▶ Set task
For the entries that follow, state how many lines include the word "HARI", giving the number and nothing else.

--- Supplied entries ---

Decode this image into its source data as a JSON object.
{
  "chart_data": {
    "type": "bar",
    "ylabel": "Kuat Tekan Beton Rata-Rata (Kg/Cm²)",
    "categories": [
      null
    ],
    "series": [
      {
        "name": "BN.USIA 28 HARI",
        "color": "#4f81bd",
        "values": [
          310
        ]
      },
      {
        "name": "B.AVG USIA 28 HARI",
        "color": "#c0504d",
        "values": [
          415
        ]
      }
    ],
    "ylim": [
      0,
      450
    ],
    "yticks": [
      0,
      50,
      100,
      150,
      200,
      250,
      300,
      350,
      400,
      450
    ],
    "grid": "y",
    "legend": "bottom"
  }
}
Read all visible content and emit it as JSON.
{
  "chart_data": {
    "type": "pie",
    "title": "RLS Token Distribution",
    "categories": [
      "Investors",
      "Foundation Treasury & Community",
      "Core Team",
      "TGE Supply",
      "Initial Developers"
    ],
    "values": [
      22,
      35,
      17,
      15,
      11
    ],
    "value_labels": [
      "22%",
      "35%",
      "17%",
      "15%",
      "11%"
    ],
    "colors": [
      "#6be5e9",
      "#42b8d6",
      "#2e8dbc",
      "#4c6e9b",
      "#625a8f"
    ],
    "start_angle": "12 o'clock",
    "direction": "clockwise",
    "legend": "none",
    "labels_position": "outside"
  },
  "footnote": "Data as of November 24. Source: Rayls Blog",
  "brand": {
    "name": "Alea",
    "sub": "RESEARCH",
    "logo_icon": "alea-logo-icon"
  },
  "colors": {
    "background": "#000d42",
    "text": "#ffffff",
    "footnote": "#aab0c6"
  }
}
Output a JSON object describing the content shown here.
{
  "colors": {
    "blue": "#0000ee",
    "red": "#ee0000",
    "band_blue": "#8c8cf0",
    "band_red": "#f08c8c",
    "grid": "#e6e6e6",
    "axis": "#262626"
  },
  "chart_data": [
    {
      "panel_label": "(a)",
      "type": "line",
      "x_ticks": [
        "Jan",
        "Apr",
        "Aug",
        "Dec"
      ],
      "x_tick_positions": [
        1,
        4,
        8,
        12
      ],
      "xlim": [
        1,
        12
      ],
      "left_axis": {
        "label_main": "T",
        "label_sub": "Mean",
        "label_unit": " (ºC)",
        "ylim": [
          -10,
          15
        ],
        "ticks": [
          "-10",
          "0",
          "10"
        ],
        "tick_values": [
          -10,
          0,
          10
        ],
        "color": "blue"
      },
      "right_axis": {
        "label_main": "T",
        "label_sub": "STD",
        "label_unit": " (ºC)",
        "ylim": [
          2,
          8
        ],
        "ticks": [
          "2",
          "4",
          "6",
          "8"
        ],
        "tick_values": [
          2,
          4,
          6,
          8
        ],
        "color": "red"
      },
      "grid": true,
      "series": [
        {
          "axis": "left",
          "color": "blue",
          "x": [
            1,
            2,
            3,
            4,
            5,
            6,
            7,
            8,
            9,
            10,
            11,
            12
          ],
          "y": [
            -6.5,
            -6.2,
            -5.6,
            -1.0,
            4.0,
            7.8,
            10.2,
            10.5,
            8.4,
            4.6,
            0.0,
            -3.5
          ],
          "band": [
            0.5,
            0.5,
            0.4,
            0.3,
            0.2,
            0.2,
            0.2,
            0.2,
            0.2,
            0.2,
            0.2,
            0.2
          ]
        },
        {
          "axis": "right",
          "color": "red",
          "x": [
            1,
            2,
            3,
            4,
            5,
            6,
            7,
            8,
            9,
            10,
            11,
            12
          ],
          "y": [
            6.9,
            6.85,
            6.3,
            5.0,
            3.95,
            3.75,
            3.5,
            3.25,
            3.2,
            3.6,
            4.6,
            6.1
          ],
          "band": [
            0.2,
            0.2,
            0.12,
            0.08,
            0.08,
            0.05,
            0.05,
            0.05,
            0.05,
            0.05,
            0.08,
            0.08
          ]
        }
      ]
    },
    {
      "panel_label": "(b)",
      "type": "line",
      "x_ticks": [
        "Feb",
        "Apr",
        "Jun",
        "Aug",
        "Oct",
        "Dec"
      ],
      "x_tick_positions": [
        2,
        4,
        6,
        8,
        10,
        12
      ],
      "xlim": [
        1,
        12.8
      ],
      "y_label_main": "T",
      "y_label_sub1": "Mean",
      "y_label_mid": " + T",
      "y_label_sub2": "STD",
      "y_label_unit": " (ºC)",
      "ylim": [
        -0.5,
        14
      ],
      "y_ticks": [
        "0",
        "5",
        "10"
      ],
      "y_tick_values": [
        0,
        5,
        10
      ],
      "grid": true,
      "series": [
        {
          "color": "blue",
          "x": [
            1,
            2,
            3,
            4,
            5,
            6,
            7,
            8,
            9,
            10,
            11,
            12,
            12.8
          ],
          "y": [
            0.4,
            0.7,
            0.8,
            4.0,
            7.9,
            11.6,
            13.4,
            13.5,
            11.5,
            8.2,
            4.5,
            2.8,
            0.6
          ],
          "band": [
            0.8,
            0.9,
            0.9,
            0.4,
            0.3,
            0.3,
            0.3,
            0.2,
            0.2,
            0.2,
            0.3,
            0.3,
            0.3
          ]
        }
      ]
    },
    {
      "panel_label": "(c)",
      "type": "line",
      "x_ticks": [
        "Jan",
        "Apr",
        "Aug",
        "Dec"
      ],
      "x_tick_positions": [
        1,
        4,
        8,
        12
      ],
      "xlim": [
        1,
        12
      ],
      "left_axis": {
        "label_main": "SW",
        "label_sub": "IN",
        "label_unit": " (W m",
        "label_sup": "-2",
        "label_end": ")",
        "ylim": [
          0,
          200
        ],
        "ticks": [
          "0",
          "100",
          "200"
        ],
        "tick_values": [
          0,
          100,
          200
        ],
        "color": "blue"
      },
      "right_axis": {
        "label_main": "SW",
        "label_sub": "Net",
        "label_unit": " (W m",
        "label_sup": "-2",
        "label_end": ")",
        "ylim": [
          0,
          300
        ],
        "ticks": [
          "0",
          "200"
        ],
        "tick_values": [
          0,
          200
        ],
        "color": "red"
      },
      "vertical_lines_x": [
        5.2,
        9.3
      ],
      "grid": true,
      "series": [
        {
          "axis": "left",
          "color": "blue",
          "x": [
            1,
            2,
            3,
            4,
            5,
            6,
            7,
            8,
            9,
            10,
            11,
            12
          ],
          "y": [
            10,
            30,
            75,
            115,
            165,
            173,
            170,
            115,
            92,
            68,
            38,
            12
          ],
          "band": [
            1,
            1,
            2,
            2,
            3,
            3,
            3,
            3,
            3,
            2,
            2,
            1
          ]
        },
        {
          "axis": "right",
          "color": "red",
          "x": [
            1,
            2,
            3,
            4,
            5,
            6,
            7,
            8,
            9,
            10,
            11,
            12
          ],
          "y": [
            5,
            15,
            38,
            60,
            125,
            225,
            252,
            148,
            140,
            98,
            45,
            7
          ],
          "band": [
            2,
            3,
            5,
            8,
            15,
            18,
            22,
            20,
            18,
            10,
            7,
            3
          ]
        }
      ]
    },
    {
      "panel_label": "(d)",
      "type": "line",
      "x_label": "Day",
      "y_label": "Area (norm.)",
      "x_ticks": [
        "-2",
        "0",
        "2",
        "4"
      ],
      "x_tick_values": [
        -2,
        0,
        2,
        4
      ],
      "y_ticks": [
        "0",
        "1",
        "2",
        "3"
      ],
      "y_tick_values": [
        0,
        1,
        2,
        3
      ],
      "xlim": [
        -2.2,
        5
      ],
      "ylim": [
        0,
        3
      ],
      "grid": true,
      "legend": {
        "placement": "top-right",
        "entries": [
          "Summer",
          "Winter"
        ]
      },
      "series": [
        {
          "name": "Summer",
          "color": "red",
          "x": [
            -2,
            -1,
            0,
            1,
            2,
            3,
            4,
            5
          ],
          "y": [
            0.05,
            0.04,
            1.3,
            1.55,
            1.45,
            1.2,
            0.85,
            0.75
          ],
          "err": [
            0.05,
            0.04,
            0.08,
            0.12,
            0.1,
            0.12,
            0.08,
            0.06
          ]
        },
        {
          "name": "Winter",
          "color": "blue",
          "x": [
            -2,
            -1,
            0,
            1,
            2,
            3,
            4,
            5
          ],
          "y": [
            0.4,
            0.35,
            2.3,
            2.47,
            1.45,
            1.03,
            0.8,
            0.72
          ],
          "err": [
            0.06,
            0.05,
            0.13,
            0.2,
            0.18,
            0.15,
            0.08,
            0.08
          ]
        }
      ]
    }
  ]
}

---

▶ Answer
2